━━━ Records supplied ━━━
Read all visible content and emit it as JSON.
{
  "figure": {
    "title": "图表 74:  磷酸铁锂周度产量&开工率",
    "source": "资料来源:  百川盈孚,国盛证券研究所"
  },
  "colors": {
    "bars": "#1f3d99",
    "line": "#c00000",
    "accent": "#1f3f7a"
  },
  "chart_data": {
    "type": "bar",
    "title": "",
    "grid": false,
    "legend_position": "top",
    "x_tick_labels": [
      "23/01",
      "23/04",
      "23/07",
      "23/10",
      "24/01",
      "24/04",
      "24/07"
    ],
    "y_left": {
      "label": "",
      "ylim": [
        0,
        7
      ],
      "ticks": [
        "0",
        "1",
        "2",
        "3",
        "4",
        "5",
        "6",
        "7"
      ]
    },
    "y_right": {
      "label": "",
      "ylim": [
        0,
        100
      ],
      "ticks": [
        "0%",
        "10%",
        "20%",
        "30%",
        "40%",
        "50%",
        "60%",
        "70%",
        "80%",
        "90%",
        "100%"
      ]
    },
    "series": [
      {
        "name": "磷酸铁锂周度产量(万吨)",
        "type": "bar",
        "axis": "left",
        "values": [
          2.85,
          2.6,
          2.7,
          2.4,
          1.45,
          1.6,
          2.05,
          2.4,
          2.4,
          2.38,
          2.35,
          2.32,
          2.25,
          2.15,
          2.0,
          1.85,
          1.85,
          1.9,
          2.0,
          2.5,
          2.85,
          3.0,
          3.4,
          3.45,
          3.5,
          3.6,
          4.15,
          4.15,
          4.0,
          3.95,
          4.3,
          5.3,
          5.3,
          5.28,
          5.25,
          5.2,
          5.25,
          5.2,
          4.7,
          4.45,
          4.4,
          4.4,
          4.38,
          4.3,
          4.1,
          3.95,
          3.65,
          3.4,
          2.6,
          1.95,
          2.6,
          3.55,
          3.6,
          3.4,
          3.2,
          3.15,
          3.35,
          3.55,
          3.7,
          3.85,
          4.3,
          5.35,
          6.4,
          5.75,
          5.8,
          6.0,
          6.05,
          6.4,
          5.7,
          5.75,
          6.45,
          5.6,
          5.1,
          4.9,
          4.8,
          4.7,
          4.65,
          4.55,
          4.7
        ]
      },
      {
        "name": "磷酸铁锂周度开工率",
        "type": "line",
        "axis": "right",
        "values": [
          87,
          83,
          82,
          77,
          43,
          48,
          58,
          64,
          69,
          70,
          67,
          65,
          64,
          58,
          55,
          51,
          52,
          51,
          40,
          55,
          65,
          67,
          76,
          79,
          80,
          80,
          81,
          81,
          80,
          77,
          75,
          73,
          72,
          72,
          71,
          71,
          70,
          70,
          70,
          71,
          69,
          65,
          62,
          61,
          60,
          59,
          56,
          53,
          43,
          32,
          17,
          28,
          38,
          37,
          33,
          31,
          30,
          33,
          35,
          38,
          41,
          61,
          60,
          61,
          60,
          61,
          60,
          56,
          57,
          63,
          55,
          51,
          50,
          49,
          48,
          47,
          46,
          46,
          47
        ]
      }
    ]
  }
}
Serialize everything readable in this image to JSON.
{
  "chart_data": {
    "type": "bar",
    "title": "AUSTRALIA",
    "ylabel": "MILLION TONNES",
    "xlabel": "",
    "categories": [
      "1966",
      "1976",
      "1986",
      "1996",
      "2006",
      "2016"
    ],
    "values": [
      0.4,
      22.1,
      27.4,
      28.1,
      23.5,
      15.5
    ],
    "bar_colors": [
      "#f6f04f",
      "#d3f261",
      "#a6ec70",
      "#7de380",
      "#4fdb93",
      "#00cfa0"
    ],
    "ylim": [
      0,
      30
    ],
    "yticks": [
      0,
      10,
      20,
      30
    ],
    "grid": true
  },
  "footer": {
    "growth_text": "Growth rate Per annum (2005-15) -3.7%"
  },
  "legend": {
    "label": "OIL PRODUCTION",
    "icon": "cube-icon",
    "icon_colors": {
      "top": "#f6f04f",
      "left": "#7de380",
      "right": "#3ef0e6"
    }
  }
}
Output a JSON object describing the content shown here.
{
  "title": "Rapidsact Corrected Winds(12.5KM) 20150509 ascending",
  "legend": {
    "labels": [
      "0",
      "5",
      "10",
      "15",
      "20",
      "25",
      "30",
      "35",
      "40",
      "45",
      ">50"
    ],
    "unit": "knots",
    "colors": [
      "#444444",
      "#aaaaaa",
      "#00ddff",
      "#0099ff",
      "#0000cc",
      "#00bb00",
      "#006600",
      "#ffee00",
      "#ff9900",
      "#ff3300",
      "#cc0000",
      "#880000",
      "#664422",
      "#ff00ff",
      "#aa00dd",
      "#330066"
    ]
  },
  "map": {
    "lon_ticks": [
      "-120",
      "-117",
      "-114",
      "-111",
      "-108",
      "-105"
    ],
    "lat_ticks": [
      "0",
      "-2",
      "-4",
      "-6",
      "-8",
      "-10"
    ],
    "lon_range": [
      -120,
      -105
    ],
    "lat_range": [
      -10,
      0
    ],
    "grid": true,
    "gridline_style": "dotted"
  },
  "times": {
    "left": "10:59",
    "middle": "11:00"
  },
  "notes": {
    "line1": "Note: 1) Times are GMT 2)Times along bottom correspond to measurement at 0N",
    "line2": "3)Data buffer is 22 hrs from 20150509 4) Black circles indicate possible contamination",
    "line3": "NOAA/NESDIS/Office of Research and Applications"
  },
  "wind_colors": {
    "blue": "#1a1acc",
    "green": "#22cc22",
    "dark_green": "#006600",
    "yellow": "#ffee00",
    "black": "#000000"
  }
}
━━━
> [Required task]:
Give the number of lines in the listing above that contain "content", and nothing else.

> [The reply]:
2